Transcribe all of the material exactly. Any picture in it should be left out.

───── Input material

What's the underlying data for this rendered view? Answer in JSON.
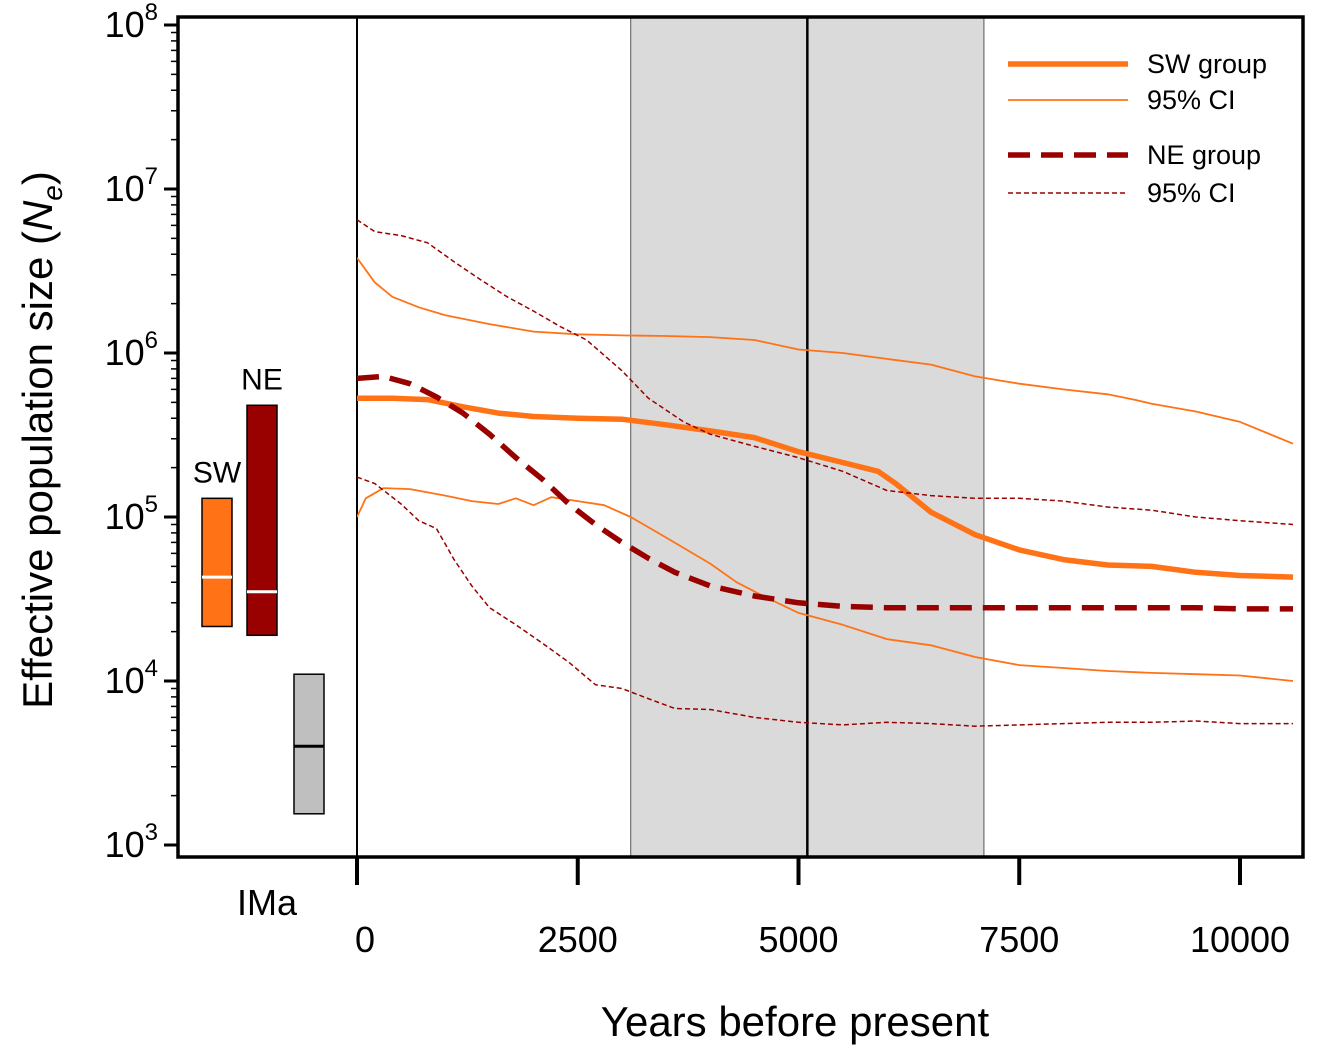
{
  "chart_data": {
    "type": "line",
    "xlabel": "Years before present",
    "ylabel_main": "Effective population size (",
    "ylabel_symbol": "N",
    "ylabel_sub": "e",
    "ylabel_close": ")",
    "yscale": "log",
    "xlim": [
      0,
      10600
    ],
    "ylim_exp": [
      2.9,
      8.0
    ],
    "x_ticks": [
      0,
      2500,
      5000,
      7500,
      10000
    ],
    "y_tick_exps": [
      3,
      4,
      5,
      6,
      7,
      8
    ],
    "y_tick_base": "10",
    "grid": false,
    "legend_position": "top-right",
    "shaded_interval": [
      3100,
      7100
    ],
    "vertical_line_x": 5100,
    "imx_label": "IMa",
    "series": [
      {
        "name": "SW group",
        "color": "#FF7216",
        "style": "solid-thick",
        "x": [
          0,
          400,
          800,
          1200,
          1600,
          2000,
          2500,
          3000,
          3500,
          4000,
          4500,
          5000,
          5500,
          5900,
          6100,
          6500,
          7000,
          7500,
          8000,
          8500,
          9000,
          9500,
          10000,
          10600
        ],
        "y": [
          530000,
          530000,
          520000,
          470000,
          430000,
          410000,
          400000,
          395000,
          365000,
          335000,
          305000,
          250000,
          215000,
          190000,
          160000,
          107000,
          78000,
          63000,
          55000,
          51000,
          50000,
          46000,
          44000,
          43000
        ]
      },
      {
        "name": "95% CI",
        "color": "#FF7216",
        "style": "solid-thin",
        "x": [
          0,
          200,
          400,
          700,
          1000,
          1500,
          2000,
          2500,
          3000,
          3500,
          4000,
          4500,
          5000,
          5500,
          6000,
          6500,
          7000,
          7500,
          8000,
          8500,
          8800,
          9000,
          9500,
          10000,
          10600
        ],
        "y": [
          3800000,
          2700000,
          2200000,
          1900000,
          1700000,
          1500000,
          1350000,
          1300000,
          1280000,
          1270000,
          1250000,
          1200000,
          1050000,
          1000000,
          920000,
          850000,
          720000,
          650000,
          600000,
          560000,
          520000,
          490000,
          440000,
          380000,
          280000
        ]
      },
      {
        "name": "",
        "color": "#FF7216",
        "style": "solid-thin",
        "x": [
          0,
          100,
          300,
          600,
          1000,
          1300,
          1600,
          1800,
          2000,
          2200,
          2500,
          2800,
          3100,
          3500,
          4000,
          4300,
          4600,
          5000,
          5500,
          6000,
          6500,
          7000,
          7500,
          8000,
          8500,
          9000,
          9500,
          10000,
          10600
        ],
        "y": [
          100000,
          130000,
          150000,
          148000,
          135000,
          125000,
          120000,
          130000,
          118000,
          132000,
          125000,
          118000,
          100000,
          75000,
          52000,
          40000,
          33000,
          26000,
          22000,
          18000,
          16500,
          14000,
          12500,
          12000,
          11500,
          11200,
          11000,
          10800,
          10000
        ]
      },
      {
        "name": "NE group",
        "color": "#990000",
        "style": "dashed-thick",
        "x": [
          0,
          300,
          600,
          900,
          1200,
          1500,
          1800,
          2100,
          2400,
          2700,
          3000,
          3300,
          3600,
          4000,
          4500,
          5000,
          5500,
          6000,
          6500,
          7000,
          7500,
          8000,
          8500,
          9000,
          9500,
          10000,
          10600
        ],
        "y": [
          700000,
          720000,
          650000,
          540000,
          430000,
          320000,
          230000,
          170000,
          120000,
          90000,
          70000,
          56000,
          46000,
          38000,
          33000,
          30000,
          28500,
          28000,
          28000,
          28000,
          28000,
          28000,
          28000,
          28000,
          28000,
          27500,
          27500
        ]
      },
      {
        "name": "95% CI",
        "color": "#990000",
        "style": "dashed-thin",
        "x": [
          0,
          200,
          500,
          800,
          1100,
          1400,
          1700,
          2000,
          2300,
          2600,
          3000,
          3300,
          3700,
          4000,
          4500,
          5000,
          5500,
          6000,
          6500,
          7000,
          7500,
          8000,
          8500,
          9000,
          9500,
          10000,
          10600
        ],
        "y": [
          6500000,
          5500000,
          5200000,
          4700000,
          3600000,
          2800000,
          2200000,
          1800000,
          1450000,
          1200000,
          780000,
          530000,
          380000,
          320000,
          270000,
          230000,
          190000,
          145000,
          135000,
          130000,
          130000,
          125000,
          115000,
          110000,
          100000,
          95000,
          90000
        ]
      },
      {
        "name": "",
        "color": "#990000",
        "style": "dashed-thin",
        "x": [
          0,
          200,
          500,
          700,
          900,
          1100,
          1300,
          1500,
          1800,
          2100,
          2400,
          2700,
          3000,
          3300,
          3600,
          4000,
          4500,
          5000,
          5500,
          6000,
          6500,
          7000,
          7500,
          8000,
          8500,
          9000,
          9500,
          10000,
          10600
        ],
        "y": [
          175000,
          160000,
          120000,
          95000,
          85000,
          55000,
          38000,
          28000,
          22000,
          17000,
          13000,
          9500,
          9000,
          7800,
          6800,
          6700,
          6000,
          5600,
          5400,
          5600,
          5500,
          5300,
          5400,
          5500,
          5600,
          5600,
          5700,
          5500,
          5500
        ]
      }
    ],
    "legend": [
      {
        "label": "SW group",
        "color": "#FF7216",
        "style": "solid-thick"
      },
      {
        "label": "95% CI",
        "color": "#FF7216",
        "style": "solid-thin"
      },
      {
        "label": "NE group",
        "color": "#990000",
        "style": "dashed-thick"
      },
      {
        "label": "95% CI",
        "color": "#990000",
        "style": "dashed-thin"
      }
    ],
    "ima_boxes": [
      {
        "label": "SW",
        "low": 21500,
        "high": 130000,
        "median": 43000,
        "color": "#FF7216",
        "median_color": "#ffffff"
      },
      {
        "label": "NE",
        "low": 19000,
        "high": 480000,
        "median": 35000,
        "color": "#990000",
        "median_color": "#ffffff"
      },
      {
        "label": "",
        "low": 1550,
        "high": 11000,
        "median": 4000,
        "color": "#BFBFBF",
        "median_color": "#000000"
      }
    ]
  }
}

──────────

▸ **Completed task**
What's the underlying data for this rendered view? Answer in JSON.
{
  "chart_data": {
    "type": "line",
    "xlabel": "Years before present",
    "ylabel_main": "Effective population size (",
    "ylabel_symbol": "N",
    "ylabel_sub": "e",
    "ylabel_close": ")",
    "yscale": "log",
    "xlim": [
      0,
      10600
    ],
    "ylim_exp": [
      2.9,
      8.0
    ],
    "x_ticks": [
      0,
      2500,
      5000,
      7500,
      10000
    ],
    "y_tick_exps": [
      3,
      4,
      5,
      6,
      7,
      8
    ],
    "y_tick_base": "10",
    "grid": false,
    "legend_position": "top-right",
    "shaded_interval": [
      3100,
      7100
    ],
    "vertical_line_x": 5100,
    "imx_label": "IMa",
    "series": [
      {
        "name": "SW group",
        "color": "#FF7216",
        "style": "solid-thick",
        "x": [
          0,
          400,
          800,
          1200,
          1600,
          2000,
          2500,
          3000,
          3500,
          4000,
          4500,
          5000,
          5500,
          5900,
          6100,
          6500,
          7000,
          7500,
          8000,
          8500,
          9000,
          9500,
          10000,
          10600
        ],
        "y": [
          530000,
          530000,
          520000,
          470000,
          430000,
          410000,
          400000,
          395000,
          365000,
          335000,
          305000,
          250000,
          215000,
          190000,
          160000,
          107000,
          78000,
          63000,
          55000,
          51000,
          50000,
          46000,
          44000,
          43000
        ]
      },
      {
        "name": "95% CI",
        "color": "#FF7216",
        "style": "solid-thin",
        "x": [
          0,
          200,
          400,
          700,
          1000,
          1500,
          2000,
          2500,
          3000,
          3500,
          4000,
          4500,
          5000,
          5500,
          6000,
          6500,
          7000,
          7500,
          8000,
          8500,
          8800,
          9000,
          9500,
          10000,
          10600
        ],
        "y": [
          3800000,
          2700000,
          2200000,
          1900000,
          1700000,
          1500000,
          1350000,
          1300000,
          1280000,
          1270000,
          1250000,
          1200000,
          1050000,
          1000000,
          920000,
          850000,
          720000,
          650000,
          600000,
          560000,
          520000,
          490000,
          440000,
          380000,
          280000
        ]
      },
      {
        "name": "",
        "color": "#FF7216",
        "style": "solid-thin",
        "x": [
          0,
          100,
          300,
          600,
          1000,
          1300,
          1600,
          1800,
          2000,
          2200,
          2500,
          2800,
          3100,
          3500,
          4000,
          4300,
          4600,
          5000,
          5500,
          6000,
          6500,
          7000,
          7500,
          8000,
          8500,
          9000,
          9500,
          10000,
          10600
        ],
        "y": [
          100000,
          130000,
          150000,
          148000,
          135000,
          125000,
          120000,
          130000,
          118000,
          132000,
          125000,
          118000,
          100000,
          75000,
          52000,
          40000,
          33000,
          26000,
          22000,
          18000,
          16500,
          14000,
          12500,
          12000,
          11500,
          11200,
          11000,
          10800,
          10000
        ]
      },
      {
        "name": "NE group",
        "color": "#990000",
        "style": "dashed-thick",
        "x": [
          0,
          300,
          600,
          900,
          1200,
          1500,
          1800,
          2100,
          2400,
          2700,
          3000,
          3300,
          3600,
          4000,
          4500,
          5000,
          5500,
          6000,
          6500,
          7000,
          7500,
          8000,
          8500,
          9000,
          9500,
          10000,
          10600
        ],
        "y": [
          700000,
          720000,
          650000,
          540000,
          430000,
          320000,
          230000,
          170000,
          120000,
          90000,
          70000,
          56000,
          46000,
          38000,
          33000,
          30000,
          28500,
          28000,
          28000,
          28000,
          28000,
          28000,
          28000,
          28000,
          28000,
          27500,
          27500
        ]
      },
      {
        "name": "95% CI",
        "color": "#990000",
        "style": "dashed-thin",
        "x": [
          0,
          200,
          500,
          800,
          1100,
          1400,
          1700,
          2000,
          2300,
          2600,
          3000,
          3300,
          3700,
          4000,
          4500,
          5000,
          5500,
          6000,
          6500,
          7000,
          7500,
          8000,
          8500,
          9000,
          9500,
          10000,
          10600
        ],
        "y": [
          6500000,
          5500000,
          5200000,
          4700000,
          3600000,
          2800000,
          2200000,
          1800000,
          1450000,
          1200000,
          780000,
          530000,
          380000,
          320000,
          270000,
          230000,
          190000,
          145000,
          135000,
          130000,
          130000,
          125000,
          115000,
          110000,
          100000,
          95000,
          90000
        ]
      },
      {
        "name": "",
        "color": "#990000",
        "style": "dashed-thin",
        "x": [
          0,
          200,
          500,
          700,
          900,
          1100,
          1300,
          1500,
          1800,
          2100,
          2400,
          2700,
          3000,
          3300,
          3600,
          4000,
          4500,
          5000,
          5500,
          6000,
          6500,
          7000,
          7500,
          8000,
          8500,
          9000,
          9500,
          10000,
          10600
        ],
        "y": [
          175000,
          160000,
          120000,
          95000,
          85000,
          55000,
          38000,
          28000,
          22000,
          17000,
          13000,
          9500,
          9000,
          7800,
          6800,
          6700,
          6000,
          5600,
          5400,
          5600,
          5500,
          5300,
          5400,
          5500,
          5600,
          5600,
          5700,
          5500,
          5500
        ]
      }
    ],
    "legend": [
      {
        "label": "SW group",
        "color": "#FF7216",
        "style": "solid-thick"
      },
      {
        "label": "95% CI",
        "color": "#FF7216",
        "style": "solid-thin"
      },
      {
        "label": "NE group",
        "color": "#990000",
        "style": "dashed-thick"
      },
      {
        "label": "95% CI",
        "color": "#990000",
        "style": "dashed-thin"
      }
    ],
    "ima_boxes": [
      {
        "label": "SW",
        "low": 21500,
        "high": 130000,
        "median": 43000,
        "color": "#FF7216",
        "median_color": "#ffffff"
      },
      {
        "label": "NE",
        "low": 19000,
        "high": 480000,
        "median": 35000,
        "color": "#990000",
        "median_color": "#ffffff"
      },
      {
        "label": "",
        "low": 1550,
        "high": 11000,
        "median": 4000,
        "color": "#BFBFBF",
        "median_color": "#000000"
      }
    ]
  }
}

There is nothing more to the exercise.